• _Records to use_:
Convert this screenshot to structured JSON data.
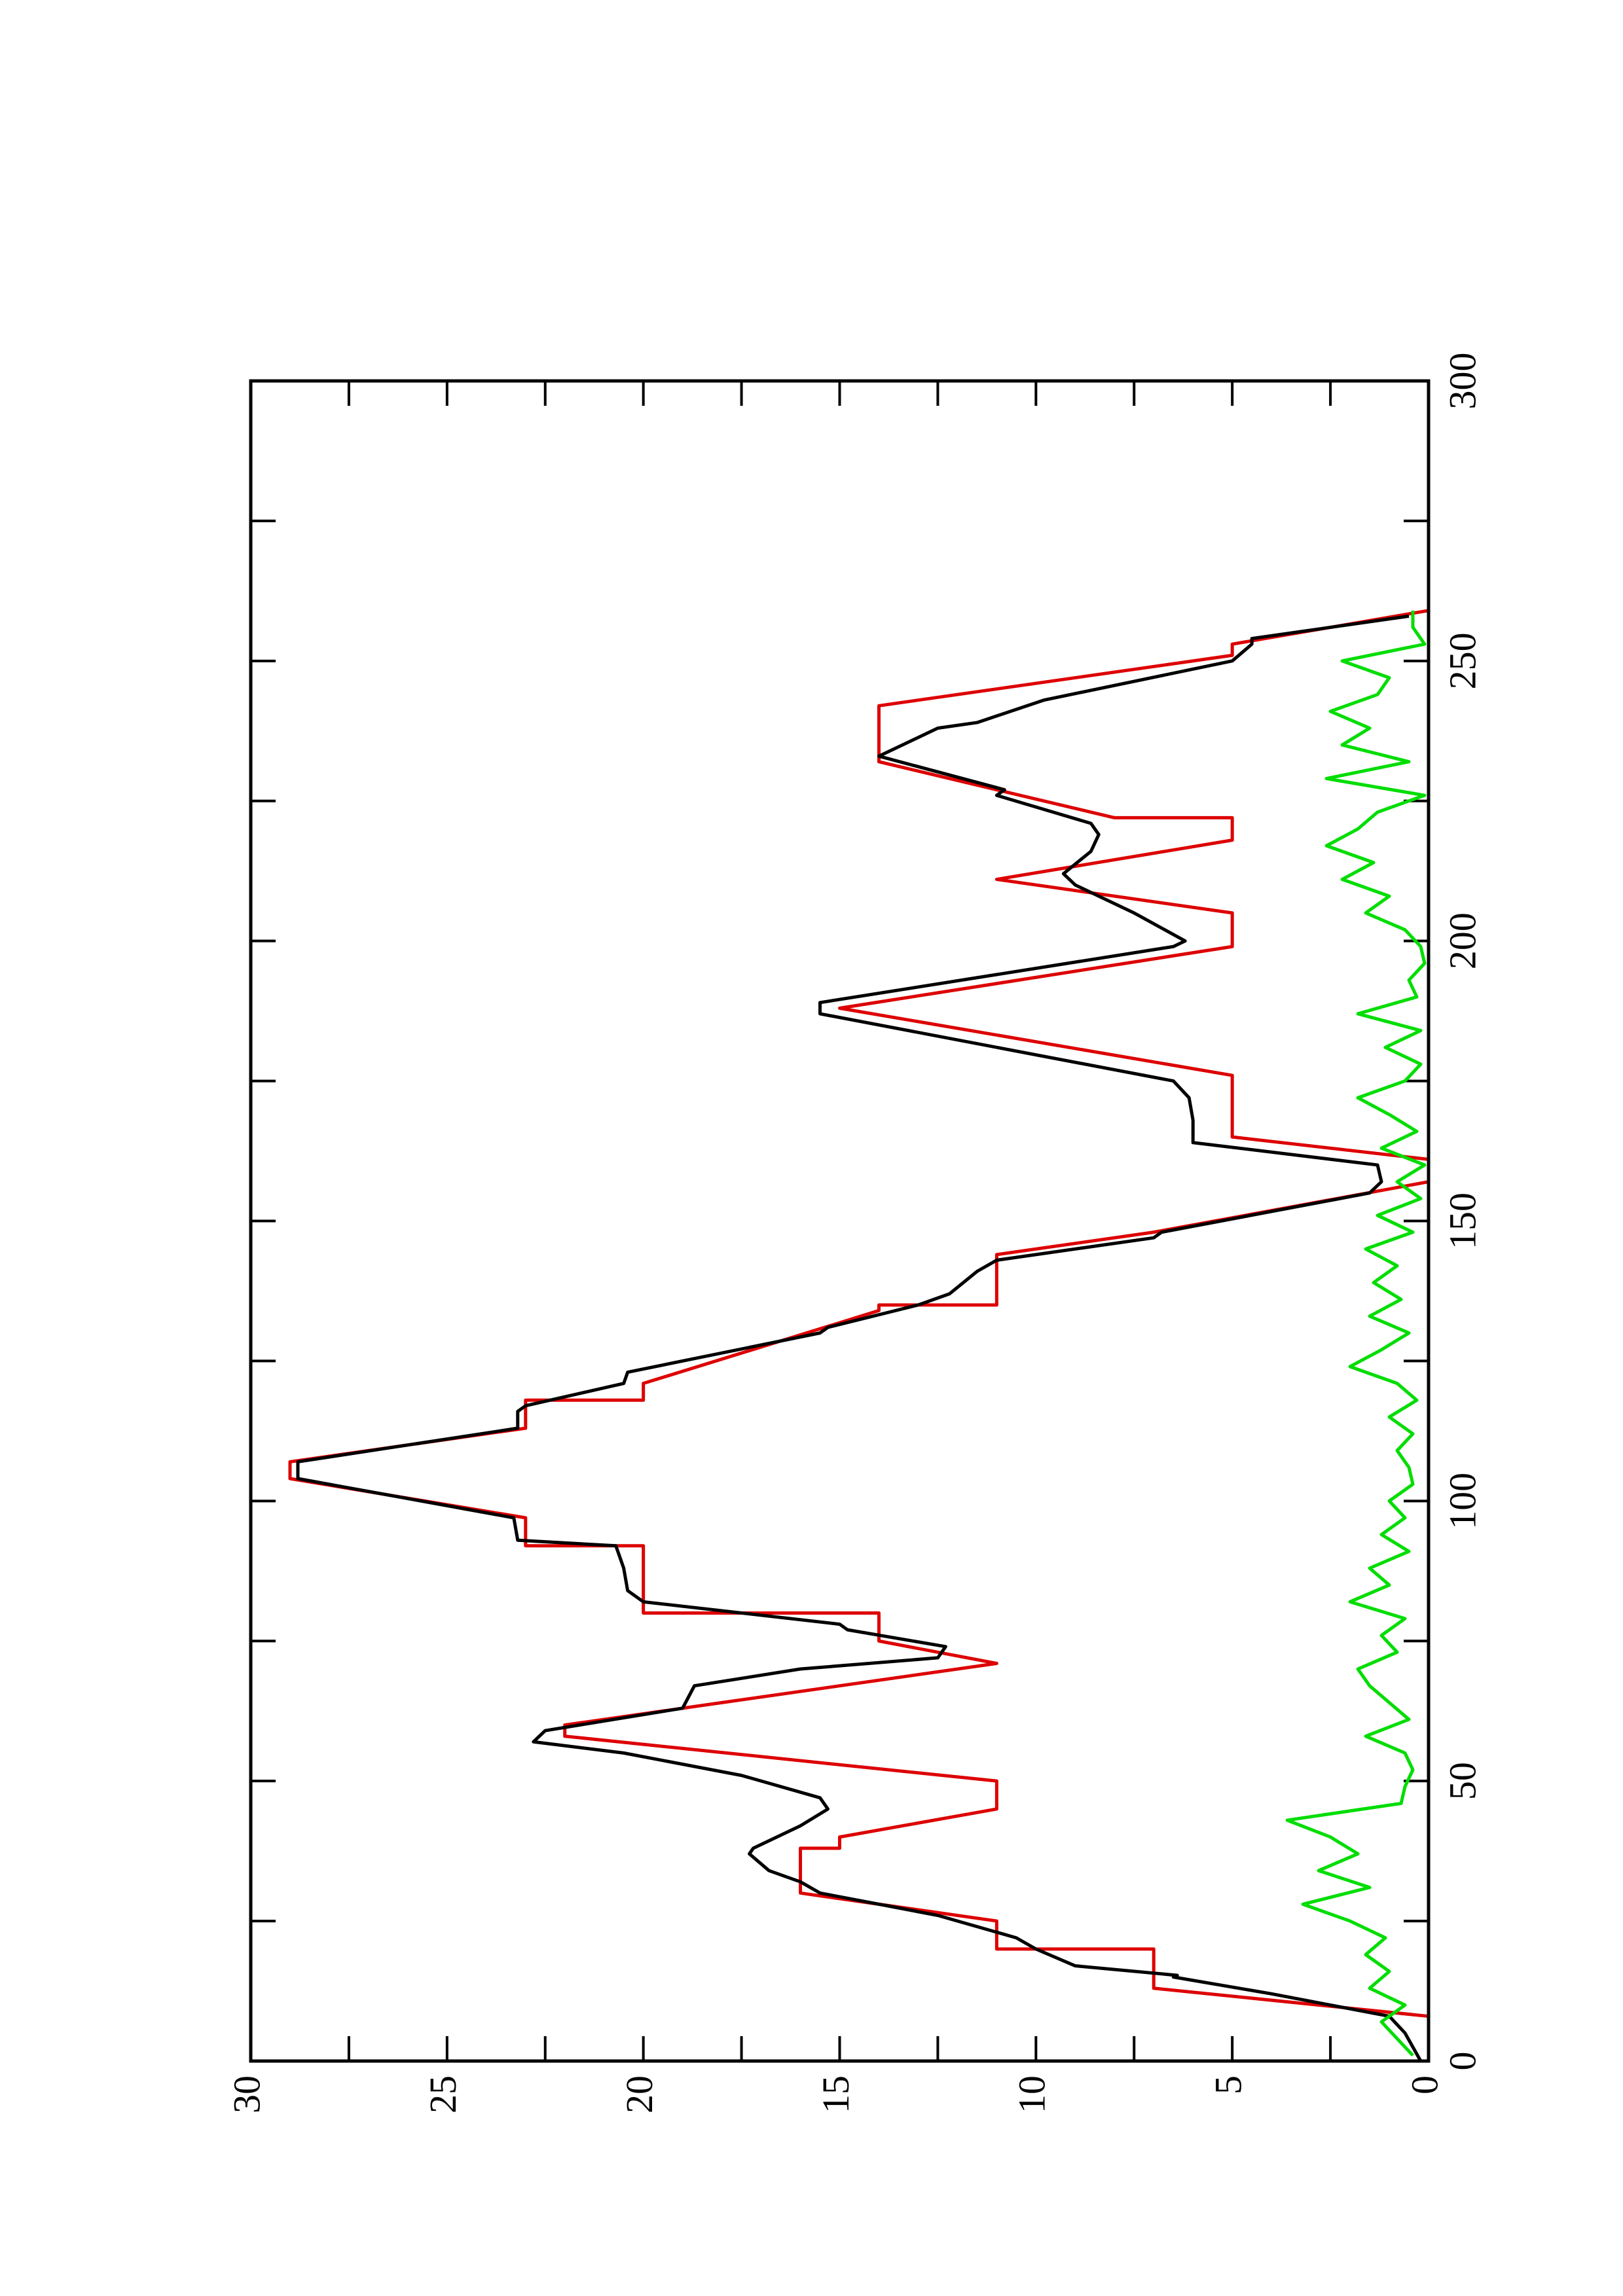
{
  "chart_data": {
    "type": "line",
    "rotation": -90,
    "xlim": [
      0,
      300
    ],
    "xticks": [
      0,
      50,
      100,
      150,
      200,
      250,
      300
    ],
    "minor_xticks": [
      25,
      75,
      125,
      175,
      225,
      275
    ],
    "ylim": [
      0,
      30
    ],
    "yticks": [
      0,
      5,
      10,
      15,
      20,
      25,
      30
    ],
    "minor_yticks": [
      2.5,
      7.5,
      12.5,
      17.5,
      22.5,
      27.5
    ],
    "mirror_ticks": true,
    "series": [
      {
        "color": "#dd0000",
        "x": [
          8,
          13,
          20,
          20,
          25,
          30,
          38,
          38,
          40,
          45,
          50,
          58,
          60,
          64,
          71,
          75,
          80,
          80,
          92,
          92,
          97,
          104,
          107,
          113,
          118,
          118,
          121,
          134,
          135,
          135,
          144,
          148,
          157,
          161,
          165,
          176,
          188,
          199,
          205,
          211,
          218,
          222,
          222,
          232,
          242,
          251,
          253,
          259
        ],
        "values": [
          0,
          7,
          7,
          11,
          11,
          16,
          16,
          15,
          15,
          11,
          11,
          22,
          22,
          18,
          11,
          14,
          14,
          20,
          20,
          23,
          23,
          29,
          29,
          23,
          23,
          20,
          20,
          14,
          14,
          11,
          11,
          7,
          0,
          0,
          5,
          5,
          15,
          5,
          5,
          11,
          5,
          5,
          8,
          14,
          14,
          5,
          5,
          0
        ]
      },
      {
        "color": "#000000",
        "x": [
          0,
          5,
          8,
          12,
          15,
          15.3,
          17,
          20,
          22,
          26,
          30,
          32,
          34,
          37,
          38,
          42,
          45,
          47,
          51,
          55,
          57,
          59,
          63,
          67,
          70,
          72,
          74,
          77,
          78,
          82,
          84,
          88,
          92,
          93,
          97,
          104,
          107,
          113,
          116,
          117,
          121,
          123,
          130,
          131,
          135,
          137,
          141,
          143,
          147,
          148,
          155,
          157,
          160,
          164,
          168,
          172,
          175,
          187,
          189,
          199,
          200,
          205,
          210,
          212,
          216,
          219,
          221,
          226,
          227,
          233,
          234,
          238,
          239,
          243,
          250,
          253,
          254,
          258
        ],
        "values": [
          0.2,
          0.6,
          1,
          4,
          6.5,
          6.4,
          9,
          10,
          10.5,
          12.5,
          15.5,
          16,
          16.8,
          17.3,
          17.2,
          16,
          15.3,
          15.5,
          17.5,
          20.5,
          22.8,
          22.5,
          19,
          18.7,
          16,
          12.5,
          12.3,
          14.8,
          15,
          20,
          20.4,
          20.5,
          20.7,
          23.2,
          23.3,
          28.8,
          28.8,
          23.2,
          23.2,
          23,
          20.5,
          20.4,
          15.5,
          15.3,
          13,
          12.2,
          11.5,
          11,
          7,
          6.8,
          1.5,
          1.2,
          1.3,
          6,
          6,
          6.1,
          6.5,
          15.5,
          15.5,
          6.5,
          6.2,
          7.5,
          9,
          9.3,
          8.6,
          8.4,
          8.6,
          11,
          10.8,
          14,
          13.7,
          12.5,
          11.5,
          9.8,
          5,
          4.5,
          4.5,
          0.5
        ]
      },
      {
        "color": "#00dd00",
        "x": [
          1,
          4,
          7,
          10,
          13,
          16,
          19,
          22,
          25,
          28,
          31,
          34,
          37,
          40,
          43,
          46,
          49,
          52,
          55,
          58,
          61,
          64,
          67,
          70,
          73,
          76,
          79,
          82,
          85,
          88,
          91,
          94,
          97,
          100,
          103,
          106,
          109,
          112,
          115,
          118,
          121,
          124,
          127,
          130,
          133,
          136,
          139,
          142,
          145,
          148,
          151,
          154,
          157,
          160,
          163,
          166,
          169,
          172,
          175,
          178,
          181,
          184,
          187,
          190,
          193,
          196,
          199,
          202,
          205,
          208,
          211,
          214,
          217,
          220,
          223,
          226,
          229,
          232,
          235,
          238,
          241,
          244,
          247,
          250,
          253,
          256,
          259
        ],
        "values": [
          0.4,
          0.8,
          1.2,
          0.6,
          1.5,
          1.0,
          1.6,
          1.1,
          2.0,
          3.2,
          1.5,
          2.8,
          1.8,
          2.5,
          3.6,
          0.7,
          0.6,
          0.4,
          0.6,
          1.6,
          0.5,
          1.0,
          1.5,
          1.8,
          0.8,
          1.2,
          0.6,
          2.0,
          1.0,
          1.5,
          0.5,
          1.2,
          0.6,
          1.0,
          0.4,
          0.5,
          0.8,
          0.4,
          1.0,
          0.3,
          0.8,
          2.0,
          1.2,
          0.5,
          1.5,
          0.7,
          1.4,
          0.8,
          1.6,
          0.4,
          1.3,
          0.2,
          0.8,
          0.1,
          1.2,
          0.3,
          1.0,
          1.8,
          0.6,
          0.2,
          1.1,
          0.2,
          1.8,
          0.3,
          0.5,
          0.1,
          0.2,
          0.6,
          1.6,
          1.0,
          2.2,
          1.4,
          2.6,
          1.8,
          1.3,
          0.1,
          2.6,
          0.5,
          2.2,
          1.5,
          2.5,
          1.3,
          1.0,
          2.2,
          0.1,
          0.4,
          0.4
        ]
      }
    ]
  }
}
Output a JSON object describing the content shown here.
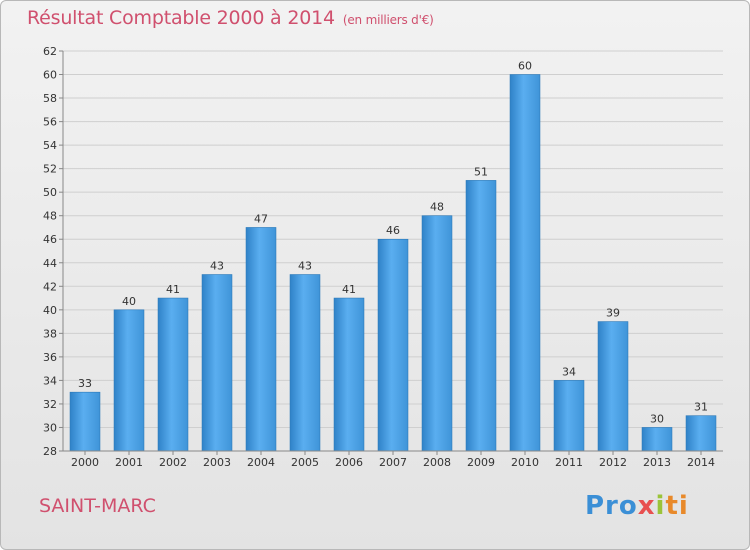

• _The request_: The records above must be transcribed exactly. Pictures are left out of the copy.

• _Correct answer_:
Convert this screenshot to structured JSON data.
{
  "chart_data": {
    "type": "line",
    "rotation": -90,
    "xlim": [
      0,
      300
    ],
    "xticks": [
      0,
      50,
      100,
      150,
      200,
      250,
      300
    ],
    "minor_xticks": [
      25,
      75,
      125,
      175,
      225,
      275
    ],
    "ylim": [
      0,
      30
    ],
    "yticks": [
      0,
      5,
      10,
      15,
      20,
      25,
      30
    ],
    "minor_yticks": [
      2.5,
      7.5,
      12.5,
      17.5,
      22.5,
      27.5
    ],
    "mirror_ticks": true,
    "series": [
      {
        "color": "#dd0000",
        "x": [
          8,
          13,
          20,
          20,
          25,
          30,
          38,
          38,
          40,
          45,
          50,
          58,
          60,
          64,
          71,
          75,
          80,
          80,
          92,
          92,
          97,
          104,
          107,
          113,
          118,
          118,
          121,
          134,
          135,
          135,
          144,
          148,
          157,
          161,
          165,
          176,
          188,
          199,
          205,
          211,
          218,
          222,
          222,
          232,
          242,
          251,
          253,
          259
        ],
        "values": [
          0,
          7,
          7,
          11,
          11,
          16,
          16,
          15,
          15,
          11,
          11,
          22,
          22,
          18,
          11,
          14,
          14,
          20,
          20,
          23,
          23,
          29,
          29,
          23,
          23,
          20,
          20,
          14,
          14,
          11,
          11,
          7,
          0,
          0,
          5,
          5,
          15,
          5,
          5,
          11,
          5,
          5,
          8,
          14,
          14,
          5,
          5,
          0
        ]
      },
      {
        "color": "#000000",
        "x": [
          0,
          5,
          8,
          12,
          15,
          15.3,
          17,
          20,
          22,
          26,
          30,
          32,
          34,
          37,
          38,
          42,
          45,
          47,
          51,
          55,
          57,
          59,
          63,
          67,
          70,
          72,
          74,
          77,
          78,
          82,
          84,
          88,
          92,
          93,
          97,
          104,
          107,
          113,
          116,
          117,
          121,
          123,
          130,
          131,
          135,
          137,
          141,
          143,
          147,
          148,
          155,
          157,
          160,
          164,
          168,
          172,
          175,
          187,
          189,
          199,
          200,
          205,
          210,
          212,
          216,
          219,
          221,
          226,
          227,
          233,
          234,
          238,
          239,
          243,
          250,
          253,
          254,
          258
        ],
        "values": [
          0.2,
          0.6,
          1,
          4,
          6.5,
          6.4,
          9,
          10,
          10.5,
          12.5,
          15.5,
          16,
          16.8,
          17.3,
          17.2,
          16,
          15.3,
          15.5,
          17.5,
          20.5,
          22.8,
          22.5,
          19,
          18.7,
          16,
          12.5,
          12.3,
          14.8,
          15,
          20,
          20.4,
          20.5,
          20.7,
          23.2,
          23.3,
          28.8,
          28.8,
          23.2,
          23.2,
          23,
          20.5,
          20.4,
          15.5,
          15.3,
          13,
          12.2,
          11.5,
          11,
          7,
          6.8,
          1.5,
          1.2,
          1.3,
          6,
          6,
          6.1,
          6.5,
          15.5,
          15.5,
          6.5,
          6.2,
          7.5,
          9,
          9.3,
          8.6,
          8.4,
          8.6,
          11,
          10.8,
          14,
          13.7,
          12.5,
          11.5,
          9.8,
          5,
          4.5,
          4.5,
          0.5
        ]
      },
      {
        "color": "#00dd00",
        "x": [
          1,
          4,
          7,
          10,
          13,
          16,
          19,
          22,
          25,
          28,
          31,
          34,
          37,
          40,
          43,
          46,
          49,
          52,
          55,
          58,
          61,
          64,
          67,
          70,
          73,
          76,
          79,
          82,
          85,
          88,
          91,
          94,
          97,
          100,
          103,
          106,
          109,
          112,
          115,
          118,
          121,
          124,
          127,
          130,
          133,
          136,
          139,
          142,
          145,
          148,
          151,
          154,
          157,
          160,
          163,
          166,
          169,
          172,
          175,
          178,
          181,
          184,
          187,
          190,
          193,
          196,
          199,
          202,
          205,
          208,
          211,
          214,
          217,
          220,
          223,
          226,
          229,
          232,
          235,
          238,
          241,
          244,
          247,
          250,
          253,
          256,
          259
        ],
        "values": [
          0.4,
          0.8,
          1.2,
          0.6,
          1.5,
          1.0,
          1.6,
          1.1,
          2.0,
          3.2,
          1.5,
          2.8,
          1.8,
          2.5,
          3.6,
          0.7,
          0.6,
          0.4,
          0.6,
          1.6,
          0.5,
          1.0,
          1.5,
          1.8,
          0.8,
          1.2,
          0.6,
          2.0,
          1.0,
          1.5,
          0.5,
          1.2,
          0.6,
          1.0,
          0.4,
          0.5,
          0.8,
          0.4,
          1.0,
          0.3,
          0.8,
          2.0,
          1.2,
          0.5,
          1.5,
          0.7,
          1.4,
          0.8,
          1.6,
          0.4,
          1.3,
          0.2,
          0.8,
          0.1,
          1.2,
          0.3,
          1.0,
          1.8,
          0.6,
          0.2,
          1.1,
          0.2,
          1.8,
          0.3,
          0.5,
          0.1,
          0.2,
          0.6,
          1.6,
          1.0,
          2.2,
          1.4,
          2.6,
          1.8,
          1.3,
          0.1,
          2.6,
          0.5,
          2.2,
          1.5,
          2.5,
          1.3,
          1.0,
          2.2,
          0.1,
          0.4,
          0.4
        ]
      }
    ]
  }
}
Output a JSON object describing the content shown here.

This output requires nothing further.